--- Requirements ---
Reproduce every entry that follows word for word, but omit the images.

(Records from a data collection)
(begin)
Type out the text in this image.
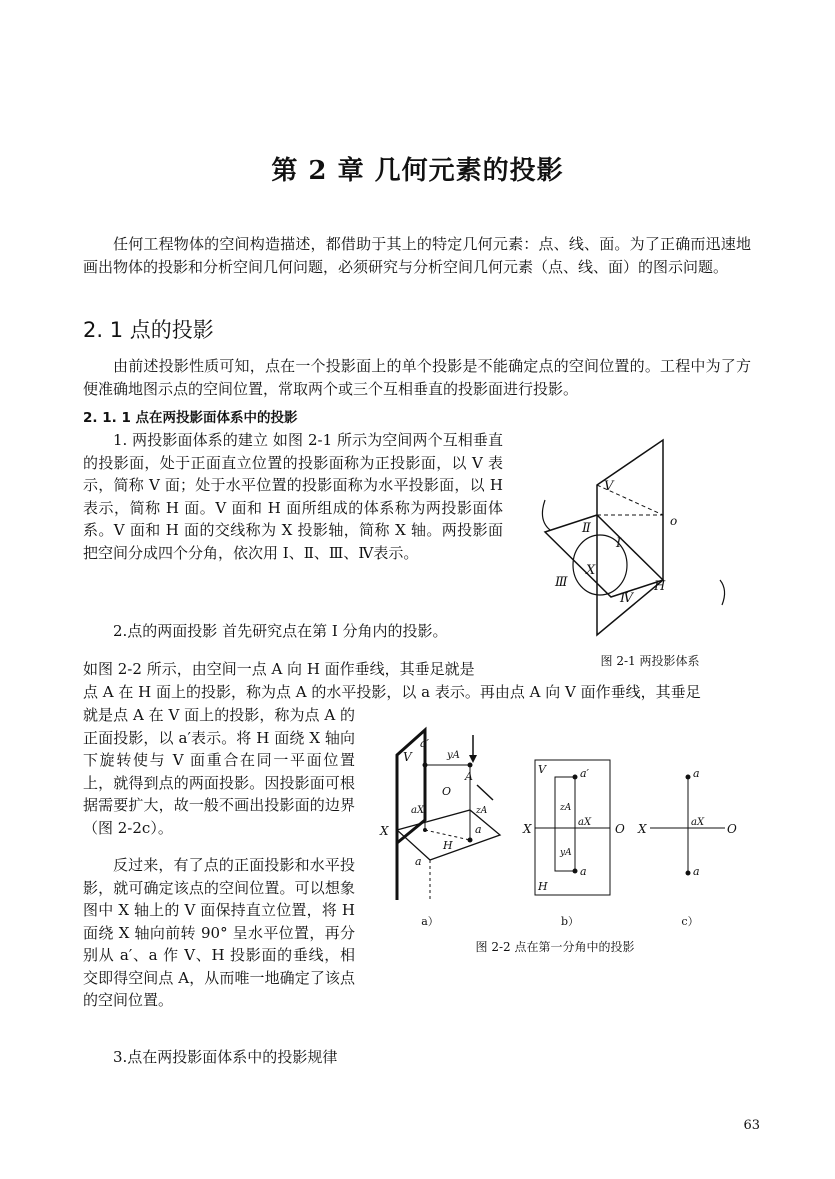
第 2 章 几何元素的投影
任何工程物体的空间构造描述，都借助于其上的特定几何元素：点、线、面。为了正确而迅速地画出物体的投影和分析空间几何问题，必须研究与分析空间几何元素（点、线、面）的图示问题。
2. 1 点的投影
由前述投影性质可知，点在一个投影面上的单个投影是不能确定点的空间位置的。工程中为了方便准确地图示点的空间位置，常取两个或三个互相垂直的投影面进行投影。
2. 1. 1 点在两投影面体系中的投影
1. 两投影面体系的建立 如图 2-1 所示为空间两个互相垂直的投影面，处于正面直立位置的投影面称为正投影面，以 V 表示，简称 V 面；处于水平位置的投影面称为水平投影面，以 H 表示，简称 H 面。V 面和 H 面所组成的体系称为两投影面体系。V 面和 H 面的交线称为 X 投影轴，简称 X 轴。两投影面把空间分成四个分角，依次用 Ⅰ、Ⅱ、Ⅲ、Ⅳ表示。
2.点的两面投影 首先研究点在第 Ⅰ 分角内的投影。
V
o
Ⅱ
Ⅰ
X
Ⅲ	H
Ⅳ
图 2-1 两投影体系
如图 2-2 所示，由空间一点 A 向 H 面作垂线，其垂足就是
点 A 在 H 面上的投影，称为点 A 的水平投影，以 a 表示。再由点 A 向 V 面作垂线，其垂足
就是点 A 在 V 面上的投影，称为点 A 的正面投影，以 a′表示。将 H 面绕 X 轴向下旋转使与 V 面重合在同一平面位置上，就得到点的两面投影。因投影面可根据需要扩大，故一般不画出投影面的边界（图 2-2c）。
V
a′
yA
A
O
aX	zA
X	a
H
a
V	a′
X	aX O
zA
yA
a
H
a
X	aX O
a
a）	b）	c）
图 2-2 点在第一分角中的投影
反过来，有了点的正面投影和水平投影，就可确定该点的空间位置。可以想象图中 X 轴上的 V 面保持直立位置，将 H 面绕 X 轴向前转 90° 呈水平位置，再分别从 a′、a 作 V、H 投影面的垂线，相交即得空间点 A，从而唯一地确定了该点的空间位置。
3.点在两投影面体系中的投影规律
63
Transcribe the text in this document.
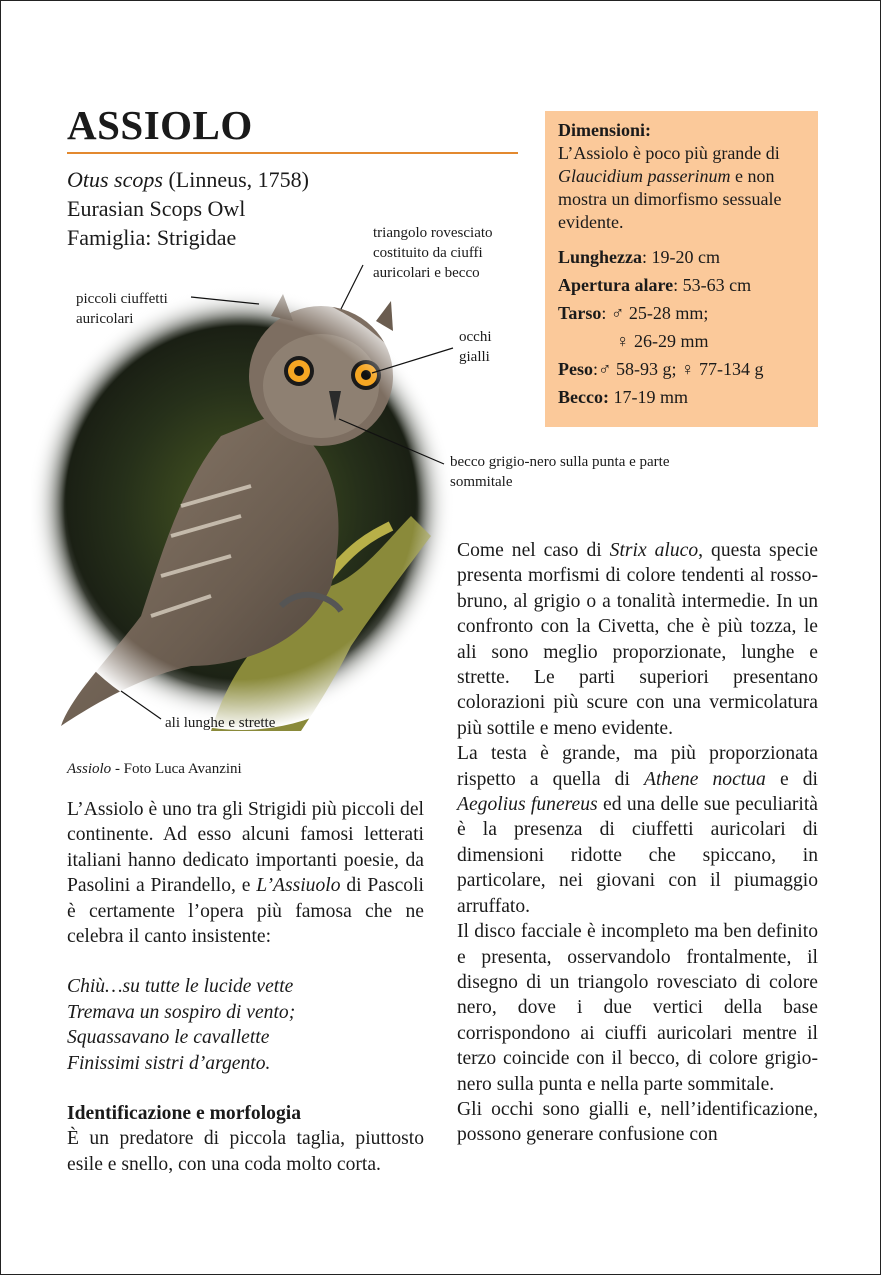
ASSIOLO
Otus scops (Linneus, 1758)
Eurasian Scops Owl
Famiglia: Strigidae
Dimensioni:
L’Assiolo è poco più grande di Glaucidium passerinum e non mostra un dimorfismo sessuale evidente.
Lunghezza: 19-20 cm
Apertura alare: 53-63 cm
Tarso: ♂ 25-28 mm;
♀ 26-29 mm
Peso:♂ 58-93 g; ♀ 77-134 g
Becco: 17-19 mm
piccoli ciuffetti auricolari
triangolo rovesciato costituito da ciuffi auricolari e becco
occhi gialli
becco grigio-nero sulla punta e parte sommitale
ali lunghe e strette
Assiolo - Foto Luca Avanzini

L’Assiolo è uno tra gli Strigidi più piccoli del continente. Ad esso alcuni famosi letterati italiani hanno dedicato importanti poesie, da Pasolini a Pirandello, e L’Assiuolo di Pascoli è certamente l’opera più famosa che ne celebra il canto insistente:

Chiù…su tutte le lucide vette
Tremava un sospiro di vento;
Squassavano le cavallette
Finissimi sistri d’argento.

Identificazione e morfologia

È un predatore di piccola taglia, piuttosto esile e snello, con una coda molto corta.

Come nel caso di Strix aluco, questa specie presenta morfismi di colore tendenti al rosso-bruno, al grigio o a tonalità intermedie. In un confronto con la Civetta, che è più tozza, le ali sono meglio proporzionate, lunghe e strette. Le parti superiori presentano colorazioni più scure con una vermicolatura più sottile e meno evidente.

La testa è grande, ma più proporzionata rispetto a quella di Athene noctua e di Aegolius funereus ed una delle sue peculiarità è la presenza di ciuffetti auricolari di dimensioni ridotte che spiccano, in particolare, nei giovani con il piumaggio arruffato.

Il disco facciale è incompleto ma ben definito e presenta, osservandolo frontalmente, il disegno di un triangolo rovesciato di colore nero, dove i due vertici della base corrispondono ai ciuffi auricolari mentre il terzo coincide con il becco, di colore grigio-nero sulla punta e nella parte sommitale.

Gli occhi sono gialli e, nell’identificazione, possono generare confusione con
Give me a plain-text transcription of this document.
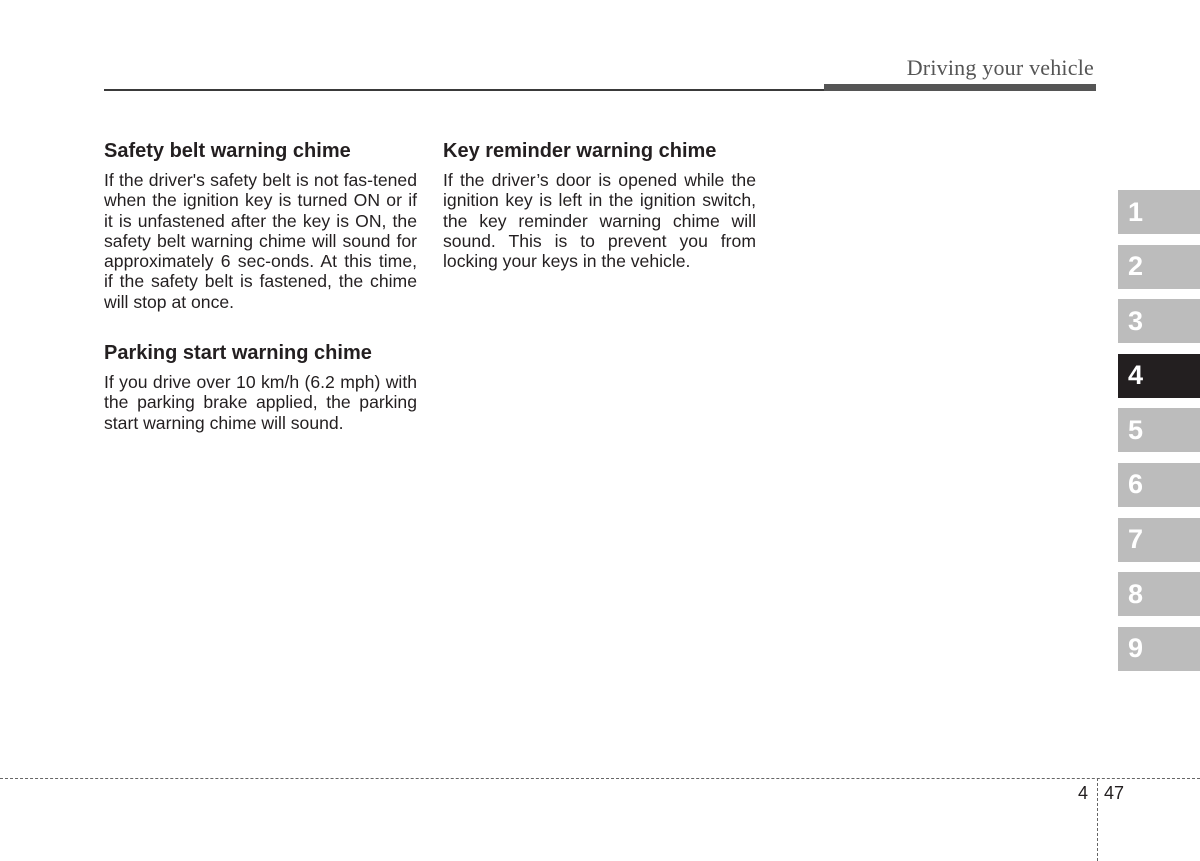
Driving your vehicle
Safety belt warning chime

If the driver's safety belt is not fas-tened when the ignition key is turned ON or if it is unfastened after the key is ON, the safety belt warning chime will sound for approximately 6 sec-onds. At this time, if the safety belt is fastened, the chime will stop at once.

Parking start warning chime

If you drive over 10 km/h (6.2 mph) with the parking brake applied, the parking start warning chime will sound.

Key reminder warning chime

If the driver’s door is opened while the ignition key is left in the ignition switch, the key reminder warning chime will sound. This is to prevent you from locking your keys in the vehicle.

1
2
3
4
5
6
7
8
9
4 47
(end)
--- Output of the exercise ---
Type out the text in this image.
第 2 章 几何元素的投影
任何工程物体的空间构造描述，都借助于其上的特定几何元素：点、线、面。为了正确而迅速地画出物体的投影和分析空间几何问题，必须研究与分析空间几何元素（点、线、面）的图示问题。
2. 1 点的投影
由前述投影性质可知，点在一个投影面上的单个投影是不能确定点的空间位置的。工程中为了方便准确地图示点的空间位置，常取两个或三个互相垂直的投影面进行投影。
2. 1. 1 点在两投影面体系中的投影
1. 两投影面体系的建立 如图 2-1 所示为空间两个互相垂直的投影面，处于正面直立位置的投影面称为正投影面，以 V 表示，简称 V 面；处于水平位置的投影面称为水平投影面，以 H 表示，简称 H 面。V 面和 H 面所组成的体系称为两投影面体系。V 面和 H 面的交线称为 X 投影轴，简称 X 轴。两投影面把空间分成四个分角，依次用 Ⅰ、Ⅱ、Ⅲ、Ⅳ表示。
2.点的两面投影 首先研究点在第 Ⅰ 分角内的投影。
V
o
Ⅱ
Ⅰ
X
Ⅲ	H
Ⅳ
图 2-1 两投影体系
如图 2-2 所示，由空间一点 A 向 H 面作垂线，其垂足就是
点 A 在 H 面上的投影，称为点 A 的水平投影，以 a 表示。再由点 A 向 V 面作垂线，其垂足
就是点 A 在 V 面上的投影，称为点 A 的正面投影，以 a′表示。将 H 面绕 X 轴向下旋转使与 V 面重合在同一平面位置上，就得到点的两面投影。因投影面可根据需要扩大，故一般不画出投影面的边界（图 2-2c）。
V
a′
yA
A
O
aX	zA
X	a
H
a
V	a′
X	aX O
zA
yA
a
H
a
X	aX O
a
a）	b）	c）
图 2-2 点在第一分角中的投影
反过来，有了点的正面投影和水平投影，就可确定该点的空间位置。可以想象图中 X 轴上的 V 面保持直立位置，将 H 面绕 X 轴向前转 90° 呈水平位置，再分别从 a′、a 作 V、H 投影面的垂线，相交即得空间点 A，从而唯一地确定了该点的空间位置。
3.点在两投影面体系中的投影规律
63
Transcribe the text in this document.
ASSIOLO
Otus scops (Linneus, 1758)
Eurasian Scops Owl
Famiglia: Strigidae
Dimensioni:
L’Assiolo è poco più grande di Glaucidium passerinum e non mostra un dimorfismo sessuale evidente.
Lunghezza: 19-20 cm
Apertura alare: 53-63 cm
Tarso: ♂ 25-28 mm;
♀ 26-29 mm
Peso:♂ 58-93 g; ♀ 77-134 g
Becco: 17-19 mm
piccoli ciuffetti auricolari
triangolo rovesciato costituito da ciuffi auricolari e becco
occhi gialli
becco grigio-nero sulla punta e parte sommitale
ali lunghe e strette
Assiolo - Foto Luca Avanzini

L’Assiolo è uno tra gli Strigidi più piccoli del continente. Ad esso alcuni famosi letterati italiani hanno dedicato importanti poesie, da Pasolini a Pirandello, e L’Assiuolo di Pascoli è certamente l’opera più famosa che ne celebra il canto insistente:

Chiù…su tutte le lucide vette
Tremava un sospiro di vento;
Squassavano le cavallette
Finissimi sistri d’argento.

Identificazione e morfologia

È un predatore di piccola taglia, piuttosto esile e snello, con una coda molto corta.

Come nel caso di Strix aluco, questa specie presenta morfismi di colore tendenti al rosso-bruno, al grigio o a tonalità intermedie. In un confronto con la Civetta, che è più tozza, le ali sono meglio proporzionate, lunghe e strette. Le parti superiori presentano colorazioni più scure con una vermicolatura più sottile e meno evidente.

La testa è grande, ma più proporzionata rispetto a quella di Athene noctua e di Aegolius funereus ed una delle sue peculiarità è la presenza di ciuffetti auricolari di dimensioni ridotte che spiccano, in particolare, nei giovani con il piumaggio arruffato.

Il disco facciale è incompleto ma ben definito e presenta, osservandolo frontalmente, il disegno di un triangolo rovesciato di colore nero, dove i due vertici della base corrispondono ai ciuffi auricolari mentre il terzo coincide con il becco, di colore grigio-nero sulla punta e nella parte sommitale.

Gli occhi sono gialli e, nell’identificazione, possono generare confusione con
Give me a plain-text transcription of this document.
Driving your vehicle
Safety belt warning chime

If the driver's safety belt is not fas-tened when the ignition key is turned ON or if it is unfastened after the key is ON, the safety belt warning chime will sound for approximately 6 sec-onds. At this time, if the safety belt is fastened, the chime will stop at once.

Parking start warning chime

If you drive over 10 km/h (6.2 mph) with the parking brake applied, the parking start warning chime will sound.

Key reminder warning chime

If the driver’s door is opened while the ignition key is left in the ignition switch, the key reminder warning chime will sound. This is to prevent you from locking your keys in the vehicle.

1
2
3
4
5
6
7
8
9
4 47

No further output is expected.